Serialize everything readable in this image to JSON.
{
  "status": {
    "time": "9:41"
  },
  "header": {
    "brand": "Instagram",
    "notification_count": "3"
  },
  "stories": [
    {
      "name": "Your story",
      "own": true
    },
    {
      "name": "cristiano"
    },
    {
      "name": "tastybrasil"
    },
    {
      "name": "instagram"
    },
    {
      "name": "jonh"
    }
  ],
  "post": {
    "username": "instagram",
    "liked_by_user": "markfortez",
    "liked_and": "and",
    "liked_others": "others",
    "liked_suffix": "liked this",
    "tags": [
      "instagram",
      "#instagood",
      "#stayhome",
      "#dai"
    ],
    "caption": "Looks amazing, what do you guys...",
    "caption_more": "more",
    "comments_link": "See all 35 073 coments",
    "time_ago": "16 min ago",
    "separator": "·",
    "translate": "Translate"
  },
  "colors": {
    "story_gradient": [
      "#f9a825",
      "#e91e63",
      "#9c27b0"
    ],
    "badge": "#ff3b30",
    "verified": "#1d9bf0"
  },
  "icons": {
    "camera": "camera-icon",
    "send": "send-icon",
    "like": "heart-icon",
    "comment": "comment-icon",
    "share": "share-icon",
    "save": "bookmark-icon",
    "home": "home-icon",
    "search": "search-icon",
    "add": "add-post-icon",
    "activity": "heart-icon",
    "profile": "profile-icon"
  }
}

————

WORK TO DO: Reproduce each record exactly, leaving nothing out.

THE RESULT:
Serialize everything readable in this image to JSON.
{
  "status": {
    "time": "9:41"
  },
  "header": {
    "brand": "Instagram",
    "notification_count": "3"
  },
  "stories": [
    {
      "name": "Your story",
      "own": true
    },
    {
      "name": "cristiano"
    },
    {
      "name": "tastybrasil"
    },
    {
      "name": "instagram"
    },
    {
      "name": "jonh"
    }
  ],
  "post": {
    "username": "instagram",
    "liked_by_user": "markfortez",
    "liked_and": "and",
    "liked_others": "others",
    "liked_suffix": "liked this",
    "tags": [
      "instagram",
      "#instagood",
      "#stayhome",
      "#dai"
    ],
    "caption": "Looks amazing, what do you guys...",
    "caption_more": "more",
    "comments_link": "See all 35 073 coments",
    "time_ago": "16 min ago",
    "separator": "·",
    "translate": "Translate"
  },
  "colors": {
    "story_gradient": [
      "#f9a825",
      "#e91e63",
      "#9c27b0"
    ],
    "badge": "#ff3b30",
    "verified": "#1d9bf0"
  },
  "icons": {
    "camera": "camera-icon",
    "send": "send-icon",
    "like": "heart-icon",
    "comment": "comment-icon",
    "share": "share-icon",
    "save": "bookmark-icon",
    "home": "home-icon",
    "search": "search-icon",
    "add": "add-post-icon",
    "activity": "heart-icon",
    "profile": "profile-icon"
  }
}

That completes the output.